**Exercise brief**
Take the material and output all of it exactly.

**Task input**
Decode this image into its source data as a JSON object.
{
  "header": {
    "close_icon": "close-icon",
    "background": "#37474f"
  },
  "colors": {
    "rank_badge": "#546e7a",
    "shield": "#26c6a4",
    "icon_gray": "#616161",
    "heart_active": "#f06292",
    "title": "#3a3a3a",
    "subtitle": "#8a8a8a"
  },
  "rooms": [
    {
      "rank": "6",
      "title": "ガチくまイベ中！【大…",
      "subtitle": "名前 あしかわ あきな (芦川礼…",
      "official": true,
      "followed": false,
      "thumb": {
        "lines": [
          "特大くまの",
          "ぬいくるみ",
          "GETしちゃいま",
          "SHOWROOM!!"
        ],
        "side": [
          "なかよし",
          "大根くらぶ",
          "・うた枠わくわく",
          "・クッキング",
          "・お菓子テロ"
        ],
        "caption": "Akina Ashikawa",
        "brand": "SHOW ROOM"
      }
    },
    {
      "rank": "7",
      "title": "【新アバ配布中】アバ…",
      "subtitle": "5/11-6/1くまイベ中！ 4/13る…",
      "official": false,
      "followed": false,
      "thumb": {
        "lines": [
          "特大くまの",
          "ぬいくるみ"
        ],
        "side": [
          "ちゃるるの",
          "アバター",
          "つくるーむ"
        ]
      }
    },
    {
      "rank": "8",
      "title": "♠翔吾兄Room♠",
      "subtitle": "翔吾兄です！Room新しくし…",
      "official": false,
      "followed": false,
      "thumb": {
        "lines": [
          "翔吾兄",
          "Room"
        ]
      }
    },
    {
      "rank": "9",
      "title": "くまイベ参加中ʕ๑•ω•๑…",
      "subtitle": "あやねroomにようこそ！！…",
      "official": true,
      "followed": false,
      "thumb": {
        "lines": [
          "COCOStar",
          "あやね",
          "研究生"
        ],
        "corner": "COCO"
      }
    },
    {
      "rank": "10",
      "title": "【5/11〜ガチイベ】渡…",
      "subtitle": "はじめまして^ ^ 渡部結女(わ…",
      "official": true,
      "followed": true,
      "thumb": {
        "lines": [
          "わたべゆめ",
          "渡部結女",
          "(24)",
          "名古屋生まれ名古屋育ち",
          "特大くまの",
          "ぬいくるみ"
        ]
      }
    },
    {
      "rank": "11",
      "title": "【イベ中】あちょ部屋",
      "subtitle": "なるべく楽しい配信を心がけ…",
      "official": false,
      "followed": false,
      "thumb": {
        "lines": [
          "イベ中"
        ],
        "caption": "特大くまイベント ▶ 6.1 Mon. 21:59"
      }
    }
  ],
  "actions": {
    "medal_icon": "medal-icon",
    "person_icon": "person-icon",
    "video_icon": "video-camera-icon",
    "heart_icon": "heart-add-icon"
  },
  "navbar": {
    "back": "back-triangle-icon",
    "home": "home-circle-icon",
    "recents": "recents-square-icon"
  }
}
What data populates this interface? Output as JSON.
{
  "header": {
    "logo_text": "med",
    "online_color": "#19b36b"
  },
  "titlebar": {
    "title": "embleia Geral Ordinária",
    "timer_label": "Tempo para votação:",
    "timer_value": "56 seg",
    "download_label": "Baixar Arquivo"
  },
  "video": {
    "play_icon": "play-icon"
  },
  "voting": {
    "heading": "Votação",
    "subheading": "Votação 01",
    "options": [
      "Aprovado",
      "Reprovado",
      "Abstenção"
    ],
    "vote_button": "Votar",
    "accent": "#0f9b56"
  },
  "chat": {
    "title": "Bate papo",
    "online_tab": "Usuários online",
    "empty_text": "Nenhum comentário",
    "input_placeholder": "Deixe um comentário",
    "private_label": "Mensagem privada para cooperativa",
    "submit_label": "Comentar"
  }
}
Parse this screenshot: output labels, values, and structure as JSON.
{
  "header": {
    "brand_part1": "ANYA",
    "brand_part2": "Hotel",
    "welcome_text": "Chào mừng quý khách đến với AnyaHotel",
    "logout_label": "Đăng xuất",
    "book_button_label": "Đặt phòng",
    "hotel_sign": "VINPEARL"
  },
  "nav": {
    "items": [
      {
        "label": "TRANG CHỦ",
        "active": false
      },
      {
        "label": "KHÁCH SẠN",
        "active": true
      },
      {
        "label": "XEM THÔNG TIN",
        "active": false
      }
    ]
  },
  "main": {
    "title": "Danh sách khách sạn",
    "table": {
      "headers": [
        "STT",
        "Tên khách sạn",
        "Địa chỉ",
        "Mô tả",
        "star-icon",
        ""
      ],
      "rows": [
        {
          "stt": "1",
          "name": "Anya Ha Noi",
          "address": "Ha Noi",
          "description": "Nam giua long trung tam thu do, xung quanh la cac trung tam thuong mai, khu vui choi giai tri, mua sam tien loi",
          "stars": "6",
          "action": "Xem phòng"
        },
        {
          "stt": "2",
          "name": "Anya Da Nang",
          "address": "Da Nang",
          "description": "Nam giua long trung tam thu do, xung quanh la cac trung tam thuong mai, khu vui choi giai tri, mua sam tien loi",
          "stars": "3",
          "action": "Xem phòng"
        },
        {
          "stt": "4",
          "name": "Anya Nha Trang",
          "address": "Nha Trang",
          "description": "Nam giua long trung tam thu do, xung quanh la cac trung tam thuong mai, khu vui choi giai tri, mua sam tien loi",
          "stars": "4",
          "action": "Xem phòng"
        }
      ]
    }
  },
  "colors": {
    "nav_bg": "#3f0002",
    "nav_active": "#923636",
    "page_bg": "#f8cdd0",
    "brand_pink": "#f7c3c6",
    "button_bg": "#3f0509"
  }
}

**Full output**
Decode this image into its source data as a JSON object.
{
  "header": {
    "close_icon": "close-icon",
    "background": "#37474f"
  },
  "colors": {
    "rank_badge": "#546e7a",
    "shield": "#26c6a4",
    "icon_gray": "#616161",
    "heart_active": "#f06292",
    "title": "#3a3a3a",
    "subtitle": "#8a8a8a"
  },
  "rooms": [
    {
      "rank": "6",
      "title": "ガチくまイベ中！【大…",
      "subtitle": "名前 あしかわ あきな (芦川礼…",
      "official": true,
      "followed": false,
      "thumb": {
        "lines": [
          "特大くまの",
          "ぬいくるみ",
          "GETしちゃいま",
          "SHOWROOM!!"
        ],
        "side": [
          "なかよし",
          "大根くらぶ",
          "・うた枠わくわく",
          "・クッキング",
          "・お菓子テロ"
        ],
        "caption": "Akina Ashikawa",
        "brand": "SHOW ROOM"
      }
    },
    {
      "rank": "7",
      "title": "【新アバ配布中】アバ…",
      "subtitle": "5/11-6/1くまイベ中！ 4/13る…",
      "official": false,
      "followed": false,
      "thumb": {
        "lines": [
          "特大くまの",
          "ぬいくるみ"
        ],
        "side": [
          "ちゃるるの",
          "アバター",
          "つくるーむ"
        ]
      }
    },
    {
      "rank": "8",
      "title": "♠翔吾兄Room♠",
      "subtitle": "翔吾兄です！Room新しくし…",
      "official": false,
      "followed": false,
      "thumb": {
        "lines": [
          "翔吾兄",
          "Room"
        ]
      }
    },
    {
      "rank": "9",
      "title": "くまイベ参加中ʕ๑•ω•๑…",
      "subtitle": "あやねroomにようこそ！！…",
      "official": true,
      "followed": false,
      "thumb": {
        "lines": [
          "COCOStar",
          "あやね",
          "研究生"
        ],
        "corner": "COCO"
      }
    },
    {
      "rank": "10",
      "title": "【5/11〜ガチイベ】渡…",
      "subtitle": "はじめまして^ ^ 渡部結女(わ…",
      "official": true,
      "followed": true,
      "thumb": {
        "lines": [
          "わたべゆめ",
          "渡部結女",
          "(24)",
          "名古屋生まれ名古屋育ち",
          "特大くまの",
          "ぬいくるみ"
        ]
      }
    },
    {
      "rank": "11",
      "title": "【イベ中】あちょ部屋",
      "subtitle": "なるべく楽しい配信を心がけ…",
      "official": false,
      "followed": false,
      "thumb": {
        "lines": [
          "イベ中"
        ],
        "caption": "特大くまイベント ▶ 6.1 Mon. 21:59"
      }
    }
  ],
  "actions": {
    "medal_icon": "medal-icon",
    "person_icon": "person-icon",
    "video_icon": "video-camera-icon",
    "heart_icon": "heart-add-icon"
  },
  "navbar": {
    "back": "back-triangle-icon",
    "home": "home-circle-icon",
    "recents": "recents-square-icon"
  }
}
What data populates this interface? Output as JSON.
{
  "header": {
    "logo_text": "med",
    "online_color": "#19b36b"
  },
  "titlebar": {
    "title": "embleia Geral Ordinária",
    "timer_label": "Tempo para votação:",
    "timer_value": "56 seg",
    "download_label": "Baixar Arquivo"
  },
  "video": {
    "play_icon": "play-icon"
  },
  "voting": {
    "heading": "Votação",
    "subheading": "Votação 01",
    "options": [
      "Aprovado",
      "Reprovado",
      "Abstenção"
    ],
    "vote_button": "Votar",
    "accent": "#0f9b56"
  },
  "chat": {
    "title": "Bate papo",
    "online_tab": "Usuários online",
    "empty_text": "Nenhum comentário",
    "input_placeholder": "Deixe um comentário",
    "private_label": "Mensagem privada para cooperativa",
    "submit_label": "Comentar"
  }
}
Parse this screenshot: output labels, values, and structure as JSON.
{
  "header": {
    "brand_part1": "ANYA",
    "brand_part2": "Hotel",
    "welcome_text": "Chào mừng quý khách đến với AnyaHotel",
    "logout_label": "Đăng xuất",
    "book_button_label": "Đặt phòng",
    "hotel_sign": "VINPEARL"
  },
  "nav": {
    "items": [
      {
        "label": "TRANG CHỦ",
        "active": false
      },
      {
        "label": "KHÁCH SẠN",
        "active": true
      },
      {
        "label": "XEM THÔNG TIN",
        "active": false
      }
    ]
  },
  "main": {
    "title": "Danh sách khách sạn",
    "table": {
      "headers": [
        "STT",
        "Tên khách sạn",
        "Địa chỉ",
        "Mô tả",
        "star-icon",
        ""
      ],
      "rows": [
        {
          "stt": "1",
          "name": "Anya Ha Noi",
          "address": "Ha Noi",
          "description": "Nam giua long trung tam thu do, xung quanh la cac trung tam thuong mai, khu vui choi giai tri, mua sam tien loi",
          "stars": "6",
          "action": "Xem phòng"
        },
        {
          "stt": "2",
          "name": "Anya Da Nang",
          "address": "Da Nang",
          "description": "Nam giua long trung tam thu do, xung quanh la cac trung tam thuong mai, khu vui choi giai tri, mua sam tien loi",
          "stars": "3",
          "action": "Xem phòng"
        },
        {
          "stt": "4",
          "name": "Anya Nha Trang",
          "address": "Nha Trang",
          "description": "Nam giua long trung tam thu do, xung quanh la cac trung tam thuong mai, khu vui choi giai tri, mua sam tien loi",
          "stars": "4",
          "action": "Xem phòng"
        }
      ]
    }
  },
  "colors": {
    "nav_bg": "#3f0002",
    "nav_active": "#923636",
    "page_bg": "#f8cdd0",
    "brand_pink": "#f7c3c6",
    "button_bg": "#3f0509"
  }
}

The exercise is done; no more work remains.